Available data:
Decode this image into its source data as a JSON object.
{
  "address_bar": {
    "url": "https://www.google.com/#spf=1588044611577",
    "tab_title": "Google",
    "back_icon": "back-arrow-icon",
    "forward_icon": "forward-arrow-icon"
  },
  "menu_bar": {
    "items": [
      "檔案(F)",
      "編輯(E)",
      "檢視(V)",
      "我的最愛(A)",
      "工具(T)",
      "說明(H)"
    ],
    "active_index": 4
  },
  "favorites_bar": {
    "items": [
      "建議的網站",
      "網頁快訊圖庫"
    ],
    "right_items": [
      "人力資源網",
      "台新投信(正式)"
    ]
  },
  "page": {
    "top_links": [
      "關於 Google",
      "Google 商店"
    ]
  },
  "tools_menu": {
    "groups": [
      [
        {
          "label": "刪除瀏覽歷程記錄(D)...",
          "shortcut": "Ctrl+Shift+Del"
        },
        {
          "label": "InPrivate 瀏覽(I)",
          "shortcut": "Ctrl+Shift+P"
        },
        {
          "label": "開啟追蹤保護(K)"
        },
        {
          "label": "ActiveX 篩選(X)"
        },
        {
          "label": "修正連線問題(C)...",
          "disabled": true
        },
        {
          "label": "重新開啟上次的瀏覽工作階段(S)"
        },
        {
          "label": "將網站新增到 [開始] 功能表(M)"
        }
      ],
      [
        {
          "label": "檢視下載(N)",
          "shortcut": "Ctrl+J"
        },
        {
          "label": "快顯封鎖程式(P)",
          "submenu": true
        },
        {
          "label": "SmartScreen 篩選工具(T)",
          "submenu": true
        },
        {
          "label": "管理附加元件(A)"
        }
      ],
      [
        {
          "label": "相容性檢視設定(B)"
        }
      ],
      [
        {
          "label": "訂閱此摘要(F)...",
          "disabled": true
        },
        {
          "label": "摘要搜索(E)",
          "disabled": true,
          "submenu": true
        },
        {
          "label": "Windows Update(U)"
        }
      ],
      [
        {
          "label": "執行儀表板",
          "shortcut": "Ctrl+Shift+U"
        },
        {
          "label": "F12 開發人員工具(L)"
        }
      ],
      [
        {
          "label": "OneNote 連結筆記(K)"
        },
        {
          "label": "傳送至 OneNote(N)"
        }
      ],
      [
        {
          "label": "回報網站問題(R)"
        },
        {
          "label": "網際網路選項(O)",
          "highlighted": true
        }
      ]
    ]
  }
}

What you need to do: Please quote every record above exactly as it appears.

Solved exercise:
Decode this image into its source data as a JSON object.
{
  "address_bar": {
    "url": "https://www.google.com/#spf=1588044611577",
    "tab_title": "Google",
    "back_icon": "back-arrow-icon",
    "forward_icon": "forward-arrow-icon"
  },
  "menu_bar": {
    "items": [
      "檔案(F)",
      "編輯(E)",
      "檢視(V)",
      "我的最愛(A)",
      "工具(T)",
      "說明(H)"
    ],
    "active_index": 4
  },
  "favorites_bar": {
    "items": [
      "建議的網站",
      "網頁快訊圖庫"
    ],
    "right_items": [
      "人力資源網",
      "台新投信(正式)"
    ]
  },
  "page": {
    "top_links": [
      "關於 Google",
      "Google 商店"
    ]
  },
  "tools_menu": {
    "groups": [
      [
        {
          "label": "刪除瀏覽歷程記錄(D)...",
          "shortcut": "Ctrl+Shift+Del"
        },
        {
          "label": "InPrivate 瀏覽(I)",
          "shortcut": "Ctrl+Shift+P"
        },
        {
          "label": "開啟追蹤保護(K)"
        },
        {
          "label": "ActiveX 篩選(X)"
        },
        {
          "label": "修正連線問題(C)...",
          "disabled": true
        },
        {
          "label": "重新開啟上次的瀏覽工作階段(S)"
        },
        {
          "label": "將網站新增到 [開始] 功能表(M)"
        }
      ],
      [
        {
          "label": "檢視下載(N)",
          "shortcut": "Ctrl+J"
        },
        {
          "label": "快顯封鎖程式(P)",
          "submenu": true
        },
        {
          "label": "SmartScreen 篩選工具(T)",
          "submenu": true
        },
        {
          "label": "管理附加元件(A)"
        }
      ],
      [
        {
          "label": "相容性檢視設定(B)"
        }
      ],
      [
        {
          "label": "訂閱此摘要(F)...",
          "disabled": true
        },
        {
          "label": "摘要搜索(E)",
          "disabled": true,
          "submenu": true
        },
        {
          "label": "Windows Update(U)"
        }
      ],
      [
        {
          "label": "執行儀表板",
          "shortcut": "Ctrl+Shift+U"
        },
        {
          "label": "F12 開發人員工具(L)"
        }
      ],
      [
        {
          "label": "OneNote 連結筆記(K)"
        },
        {
          "label": "傳送至 OneNote(N)"
        }
      ],
      [
        {
          "label": "回報網站問題(R)"
        },
        {
          "label": "網際網路選項(O)",
          "highlighted": true
        }
      ]
    ]
  }
}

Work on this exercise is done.